= Given problem =
Faithfully return all lines, omitting every embedded picture.

= Available data =

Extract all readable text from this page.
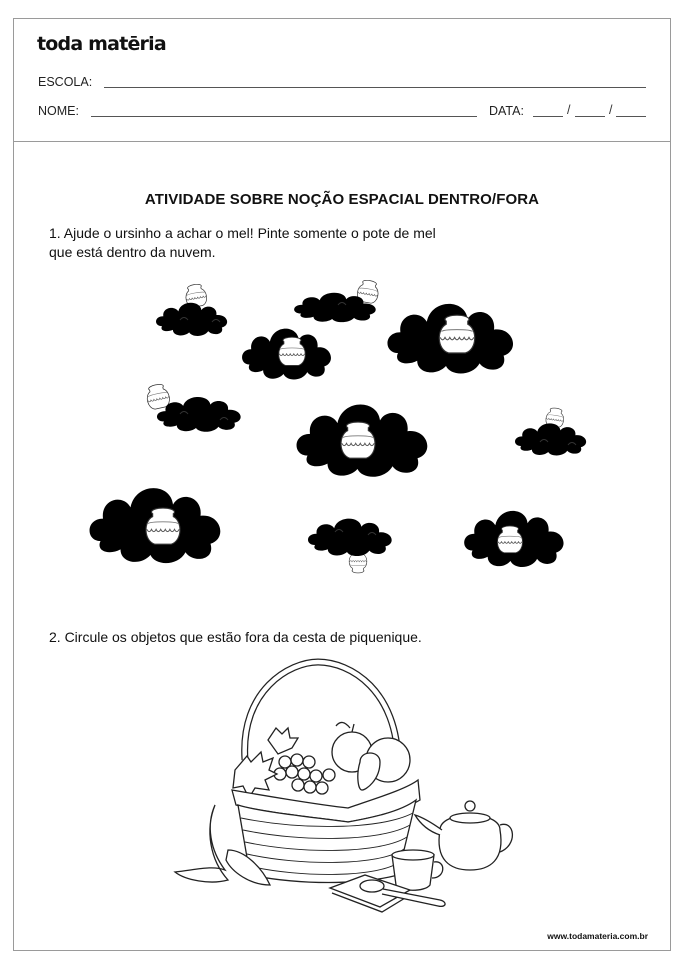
toda matēria
ESCOLA:
NOME:	DATA:	/	/
ATIVIDADE SOBRE NOÇÃO ESPACIAL DENTRO/FORA
1. Ajude o ursinho a achar o mel! Pinte somente o pote de mel
que está dentro da nuvem.
2. Circule os objetos que estão fora da cesta de piquenique.
www.todamateria.com.br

= Answer in full =
Extract all readable text from this page.
toda matēria
ESCOLA:
NOME:	DATA:	/	/
ATIVIDADE SOBRE NOÇÃO ESPACIAL DENTRO/FORA
1. Ajude o ursinho a achar o mel! Pinte somente o pote de mel
que está dentro da nuvem.
2. Circule os objetos que estão fora da cesta de piquenique.
www.todamateria.com.br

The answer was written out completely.